SHORT TASK - Your task is to copy the listing exactly, with the pictures left out.

EXTRACTED ENTRIES -

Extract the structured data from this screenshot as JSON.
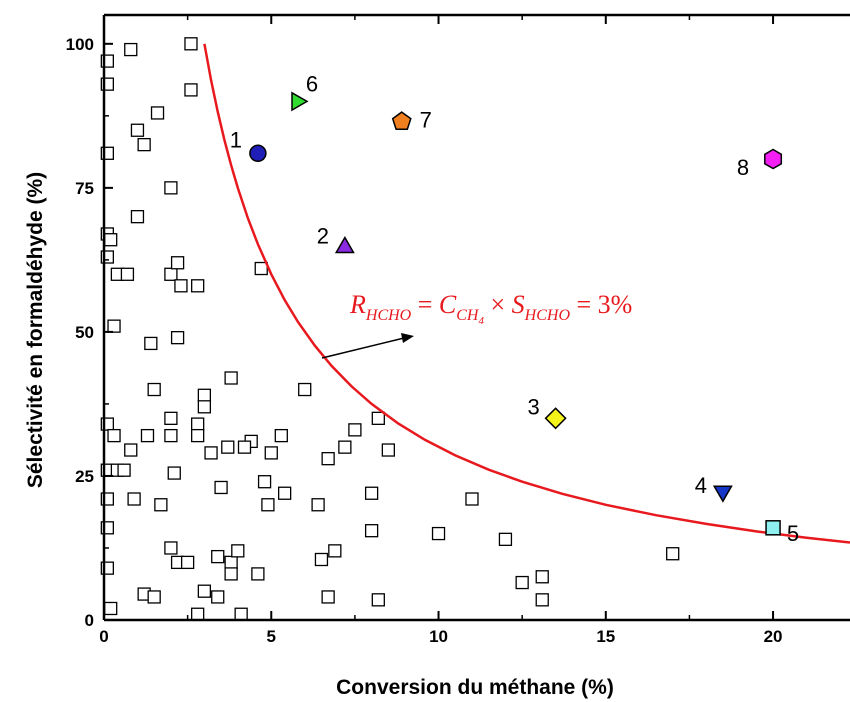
{
  "chart_data": {
    "type": "scatter",
    "xlabel": "Conversion du méthane (%)",
    "ylabel": "Sélectivité en formaldéhyde (%)",
    "xlim": [
      0,
      22.3
    ],
    "ylim": [
      0,
      105
    ],
    "x_ticks": [
      "0",
      "5",
      "10",
      "15",
      "20"
    ],
    "y_ticks": [
      "0",
      "25",
      "50",
      "75",
      "100"
    ],
    "grid": false,
    "series": [
      {
        "marker": "square-open",
        "color": "#000000",
        "points": [
          [
            0.1,
            97
          ],
          [
            0.1,
            93
          ],
          [
            0.8,
            99
          ],
          [
            2.6,
            100
          ],
          [
            1.0,
            85
          ],
          [
            1.2,
            82.5
          ],
          [
            0.1,
            81
          ],
          [
            1.6,
            88
          ],
          [
            2.6,
            92
          ],
          [
            2.0,
            75
          ],
          [
            1.0,
            70
          ],
          [
            0.1,
            67
          ],
          [
            0.2,
            66
          ],
          [
            0.1,
            63
          ],
          [
            0.4,
            60
          ],
          [
            0.7,
            60
          ],
          [
            2.0,
            60
          ],
          [
            2.2,
            62
          ],
          [
            2.3,
            58
          ],
          [
            2.8,
            58
          ],
          [
            4.7,
            61
          ],
          [
            0.3,
            51
          ],
          [
            1.4,
            48
          ],
          [
            2.2,
            49
          ],
          [
            3.8,
            42
          ],
          [
            1.5,
            40
          ],
          [
            3.0,
            39
          ],
          [
            3.0,
            37
          ],
          [
            6.0,
            40
          ],
          [
            2.0,
            35
          ],
          [
            0.1,
            34
          ],
          [
            0.3,
            32
          ],
          [
            1.3,
            32
          ],
          [
            2.0,
            32
          ],
          [
            2.8,
            34
          ],
          [
            2.8,
            32
          ],
          [
            4.4,
            31
          ],
          [
            3.7,
            30
          ],
          [
            4.2,
            30
          ],
          [
            3.2,
            29
          ],
          [
            5.0,
            29
          ],
          [
            5.3,
            32
          ],
          [
            0.8,
            29.5
          ],
          [
            7.5,
            33
          ],
          [
            7.2,
            30
          ],
          [
            6.7,
            28
          ],
          [
            8.2,
            35
          ],
          [
            8.5,
            29.5
          ],
          [
            0.1,
            26
          ],
          [
            0.4,
            26
          ],
          [
            0.6,
            26
          ],
          [
            2.1,
            25.5
          ],
          [
            3.5,
            23
          ],
          [
            4.8,
            24
          ],
          [
            5.4,
            22
          ],
          [
            4.9,
            20
          ],
          [
            1.7,
            20
          ],
          [
            0.1,
            21
          ],
          [
            0.9,
            21
          ],
          [
            6.4,
            20
          ],
          [
            8.0,
            22
          ],
          [
            11.0,
            21
          ],
          [
            0.1,
            16
          ],
          [
            8.0,
            15.5
          ],
          [
            10.0,
            15
          ],
          [
            12.0,
            14
          ],
          [
            17.0,
            11.5
          ],
          [
            2.0,
            12.5
          ],
          [
            2.2,
            10
          ],
          [
            2.5,
            10
          ],
          [
            3.4,
            11
          ],
          [
            3.8,
            10
          ],
          [
            3.8,
            8
          ],
          [
            4.0,
            12
          ],
          [
            4.6,
            8
          ],
          [
            6.5,
            10.5
          ],
          [
            6.9,
            12
          ],
          [
            12.5,
            6.5
          ],
          [
            13.1,
            7.5
          ],
          [
            1.2,
            4.5
          ],
          [
            1.5,
            4
          ],
          [
            3.0,
            5
          ],
          [
            3.4,
            4
          ],
          [
            6.7,
            4
          ],
          [
            8.2,
            3.5
          ],
          [
            13.1,
            3.5
          ],
          [
            0.1,
            9
          ],
          [
            0.2,
            2
          ],
          [
            2.8,
            1
          ],
          [
            4.1,
            1
          ]
        ]
      }
    ],
    "highlight_points": [
      {
        "label": "1",
        "x": 4.6,
        "y": 81,
        "marker": "circle",
        "color": "#1f1fb8"
      },
      {
        "label": "2",
        "x": 7.2,
        "y": 65,
        "marker": "triangle-up",
        "color": "#8a2be2"
      },
      {
        "label": "3",
        "x": 13.5,
        "y": 35,
        "marker": "diamond",
        "color": "#f4f41a"
      },
      {
        "label": "4",
        "x": 18.5,
        "y": 22,
        "marker": "triangle-down",
        "color": "#1636c8"
      },
      {
        "label": "5",
        "x": 20.0,
        "y": 16,
        "marker": "square",
        "color": "#8ff0f0"
      },
      {
        "label": "6",
        "x": 5.8,
        "y": 90,
        "marker": "triangle-right",
        "color": "#2fdc2f"
      },
      {
        "label": "7",
        "x": 8.9,
        "y": 86.5,
        "marker": "pentagon",
        "color": "#f07f1f"
      },
      {
        "label": "8",
        "x": 20.0,
        "y": 80,
        "marker": "hexagon",
        "color": "#f41ff4"
      }
    ],
    "curve": {
      "color": "#e8191e",
      "equation": "x * y = 300",
      "annotation": "R_HCHO = C_CH4 × S_HCHO = 3%",
      "points": [
        [
          3.0,
          100
        ],
        [
          3.2,
          93.75
        ],
        [
          3.4,
          88.24
        ],
        [
          3.6,
          83.33
        ],
        [
          3.8,
          78.95
        ],
        [
          4.0,
          75.0
        ],
        [
          4.3,
          69.77
        ],
        [
          4.6,
          65.22
        ],
        [
          5.0,
          60.0
        ],
        [
          5.4,
          55.56
        ],
        [
          5.8,
          51.72
        ],
        [
          6.3,
          47.62
        ],
        [
          6.8,
          44.12
        ],
        [
          7.4,
          40.54
        ],
        [
          8.0,
          37.5
        ],
        [
          8.8,
          34.09
        ],
        [
          9.6,
          31.25
        ],
        [
          10.5,
          28.57
        ],
        [
          11.5,
          26.09
        ],
        [
          12.5,
          24.0
        ],
        [
          13.7,
          21.9
        ],
        [
          15.0,
          20.0
        ],
        [
          16.5,
          18.18
        ],
        [
          18.0,
          16.67
        ],
        [
          19.5,
          15.38
        ],
        [
          21.0,
          14.29
        ],
        [
          22.3,
          13.45
        ]
      ]
    }
  }
}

WRITTEN SOLUTION -
Extract the structured data from this screenshot as JSON.
{
  "chart_data": {
    "type": "scatter",
    "xlabel": "Conversion du méthane (%)",
    "ylabel": "Sélectivité en formaldéhyde (%)",
    "xlim": [
      0,
      22.3
    ],
    "ylim": [
      0,
      105
    ],
    "x_ticks": [
      "0",
      "5",
      "10",
      "15",
      "20"
    ],
    "y_ticks": [
      "0",
      "25",
      "50",
      "75",
      "100"
    ],
    "grid": false,
    "series": [
      {
        "marker": "square-open",
        "color": "#000000",
        "points": [
          [
            0.1,
            97
          ],
          [
            0.1,
            93
          ],
          [
            0.8,
            99
          ],
          [
            2.6,
            100
          ],
          [
            1.0,
            85
          ],
          [
            1.2,
            82.5
          ],
          [
            0.1,
            81
          ],
          [
            1.6,
            88
          ],
          [
            2.6,
            92
          ],
          [
            2.0,
            75
          ],
          [
            1.0,
            70
          ],
          [
            0.1,
            67
          ],
          [
            0.2,
            66
          ],
          [
            0.1,
            63
          ],
          [
            0.4,
            60
          ],
          [
            0.7,
            60
          ],
          [
            2.0,
            60
          ],
          [
            2.2,
            62
          ],
          [
            2.3,
            58
          ],
          [
            2.8,
            58
          ],
          [
            4.7,
            61
          ],
          [
            0.3,
            51
          ],
          [
            1.4,
            48
          ],
          [
            2.2,
            49
          ],
          [
            3.8,
            42
          ],
          [
            1.5,
            40
          ],
          [
            3.0,
            39
          ],
          [
            3.0,
            37
          ],
          [
            6.0,
            40
          ],
          [
            2.0,
            35
          ],
          [
            0.1,
            34
          ],
          [
            0.3,
            32
          ],
          [
            1.3,
            32
          ],
          [
            2.0,
            32
          ],
          [
            2.8,
            34
          ],
          [
            2.8,
            32
          ],
          [
            4.4,
            31
          ],
          [
            3.7,
            30
          ],
          [
            4.2,
            30
          ],
          [
            3.2,
            29
          ],
          [
            5.0,
            29
          ],
          [
            5.3,
            32
          ],
          [
            0.8,
            29.5
          ],
          [
            7.5,
            33
          ],
          [
            7.2,
            30
          ],
          [
            6.7,
            28
          ],
          [
            8.2,
            35
          ],
          [
            8.5,
            29.5
          ],
          [
            0.1,
            26
          ],
          [
            0.4,
            26
          ],
          [
            0.6,
            26
          ],
          [
            2.1,
            25.5
          ],
          [
            3.5,
            23
          ],
          [
            4.8,
            24
          ],
          [
            5.4,
            22
          ],
          [
            4.9,
            20
          ],
          [
            1.7,
            20
          ],
          [
            0.1,
            21
          ],
          [
            0.9,
            21
          ],
          [
            6.4,
            20
          ],
          [
            8.0,
            22
          ],
          [
            11.0,
            21
          ],
          [
            0.1,
            16
          ],
          [
            8.0,
            15.5
          ],
          [
            10.0,
            15
          ],
          [
            12.0,
            14
          ],
          [
            17.0,
            11.5
          ],
          [
            2.0,
            12.5
          ],
          [
            2.2,
            10
          ],
          [
            2.5,
            10
          ],
          [
            3.4,
            11
          ],
          [
            3.8,
            10
          ],
          [
            3.8,
            8
          ],
          [
            4.0,
            12
          ],
          [
            4.6,
            8
          ],
          [
            6.5,
            10.5
          ],
          [
            6.9,
            12
          ],
          [
            12.5,
            6.5
          ],
          [
            13.1,
            7.5
          ],
          [
            1.2,
            4.5
          ],
          [
            1.5,
            4
          ],
          [
            3.0,
            5
          ],
          [
            3.4,
            4
          ],
          [
            6.7,
            4
          ],
          [
            8.2,
            3.5
          ],
          [
            13.1,
            3.5
          ],
          [
            0.1,
            9
          ],
          [
            0.2,
            2
          ],
          [
            2.8,
            1
          ],
          [
            4.1,
            1
          ]
        ]
      }
    ],
    "highlight_points": [
      {
        "label": "1",
        "x": 4.6,
        "y": 81,
        "marker": "circle",
        "color": "#1f1fb8"
      },
      {
        "label": "2",
        "x": 7.2,
        "y": 65,
        "marker": "triangle-up",
        "color": "#8a2be2"
      },
      {
        "label": "3",
        "x": 13.5,
        "y": 35,
        "marker": "diamond",
        "color": "#f4f41a"
      },
      {
        "label": "4",
        "x": 18.5,
        "y": 22,
        "marker": "triangle-down",
        "color": "#1636c8"
      },
      {
        "label": "5",
        "x": 20.0,
        "y": 16,
        "marker": "square",
        "color": "#8ff0f0"
      },
      {
        "label": "6",
        "x": 5.8,
        "y": 90,
        "marker": "triangle-right",
        "color": "#2fdc2f"
      },
      {
        "label": "7",
        "x": 8.9,
        "y": 86.5,
        "marker": "pentagon",
        "color": "#f07f1f"
      },
      {
        "label": "8",
        "x": 20.0,
        "y": 80,
        "marker": "hexagon",
        "color": "#f41ff4"
      }
    ],
    "curve": {
      "color": "#e8191e",
      "equation": "x * y = 300",
      "annotation": "R_HCHO = C_CH4 × S_HCHO = 3%",
      "points": [
        [
          3.0,
          100
        ],
        [
          3.2,
          93.75
        ],
        [
          3.4,
          88.24
        ],
        [
          3.6,
          83.33
        ],
        [
          3.8,
          78.95
        ],
        [
          4.0,
          75.0
        ],
        [
          4.3,
          69.77
        ],
        [
          4.6,
          65.22
        ],
        [
          5.0,
          60.0
        ],
        [
          5.4,
          55.56
        ],
        [
          5.8,
          51.72
        ],
        [
          6.3,
          47.62
        ],
        [
          6.8,
          44.12
        ],
        [
          7.4,
          40.54
        ],
        [
          8.0,
          37.5
        ],
        [
          8.8,
          34.09
        ],
        [
          9.6,
          31.25
        ],
        [
          10.5,
          28.57
        ],
        [
          11.5,
          26.09
        ],
        [
          12.5,
          24.0
        ],
        [
          13.7,
          21.9
        ],
        [
          15.0,
          20.0
        ],
        [
          16.5,
          18.18
        ],
        [
          18.0,
          16.67
        ],
        [
          19.5,
          15.38
        ],
        [
          21.0,
          14.29
        ],
        [
          22.3,
          13.45
        ]
      ]
    }
  }
}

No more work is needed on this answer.